Mosca e Costantinopoli: l’abbraccio fraterno al Fanar tra Kirill e Bartolomeo. “Crediamo nel potere del dialogo”

Un abbraccio fraterno poi il Patriarca Kirill di Mosca e di tutta la Russia e il Patriarca ecumenico di Costantinopoli Bartolomeo sono entrati nella Sala del trono del Fanar e ha avuto inizio l’incontro. Alla riunione hanno partecipato il presidente del Dipartimento per le relazioni ecclesiastiche esterne del Patriarcato di Mosca, il metropolita Hilarion di Volokolamsk, e i membri del Sinodo del Patriarcato di Costantinopoli.

È per primo Bartolomeo a dare il benvenuto a Kirill e alla sua delegazione: “Siamo felici – si legge in un resoconto subito pubblicato sul sito russo mospat.ru – di ricevere oggi nel Patriarcato ecumenico Sua Santità il Patriarca Kirill di Mosca e Tutta la Russia con la sua delegazione. Ogni volta che ci incontriamo, è una gioia per entrambi, poiché abbiamo l’opportunità di discutere questioni di reciproco interesse. Crediamo nel potere del dialogo. Se i leader politici usano il dialogo per risolvere i problemi dei loro Paesi, tanto più noi leader religiosi dovremmo usare la via del dialogo per risolvere i problemi. Inoltre, il dialogo è il percorso che Dio stesso ci ha dato”.
----
Compito assegnato →
Indica se ciascuna affermazione concorda con il testo sull'incontro al Fanar, rispondendo sì o no e citando esattamente le parole del testo che lo decidono: (a) l'incontro si è svolto nella Sala del trono del Fanar; (b) è stato Kirill a dare per primo il benvenuto; (c) il resoconto dell'incontro è stato pubblicato sul sito mospat.ru.

Voci elencate →
----
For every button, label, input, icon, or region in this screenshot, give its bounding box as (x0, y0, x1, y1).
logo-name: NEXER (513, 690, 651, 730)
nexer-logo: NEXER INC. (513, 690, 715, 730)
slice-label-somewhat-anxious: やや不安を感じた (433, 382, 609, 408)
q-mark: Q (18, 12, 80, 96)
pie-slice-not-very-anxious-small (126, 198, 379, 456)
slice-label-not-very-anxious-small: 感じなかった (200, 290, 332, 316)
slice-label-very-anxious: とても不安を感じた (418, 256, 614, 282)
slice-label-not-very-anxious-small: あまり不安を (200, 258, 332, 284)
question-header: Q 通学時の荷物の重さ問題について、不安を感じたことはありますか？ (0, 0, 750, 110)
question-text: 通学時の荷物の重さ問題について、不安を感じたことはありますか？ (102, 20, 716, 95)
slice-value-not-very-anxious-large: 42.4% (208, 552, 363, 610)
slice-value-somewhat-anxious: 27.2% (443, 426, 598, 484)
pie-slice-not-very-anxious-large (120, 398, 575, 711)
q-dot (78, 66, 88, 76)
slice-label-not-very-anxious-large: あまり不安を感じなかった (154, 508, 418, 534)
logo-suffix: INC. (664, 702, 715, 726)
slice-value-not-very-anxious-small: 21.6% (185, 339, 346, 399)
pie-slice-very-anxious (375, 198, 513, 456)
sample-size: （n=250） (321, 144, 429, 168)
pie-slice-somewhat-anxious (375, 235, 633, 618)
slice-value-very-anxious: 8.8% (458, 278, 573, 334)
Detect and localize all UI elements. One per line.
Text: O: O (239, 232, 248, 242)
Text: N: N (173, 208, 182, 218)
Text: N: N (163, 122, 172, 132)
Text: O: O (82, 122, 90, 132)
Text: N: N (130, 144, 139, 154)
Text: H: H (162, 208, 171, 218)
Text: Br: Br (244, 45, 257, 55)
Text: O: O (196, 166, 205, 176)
----
Esercizio svolto →
(a) Sì: «sono entrati nella Sala del trono del Fanar e ha avuto inizio l’incontro».
(b) No: «È per primo Bartolomeo a dare il benvenuto a Kirill e alla sua delegazione».
(c) Sì: «si legge in un resoconto subito pubblicato sul sito russo mospat.ru».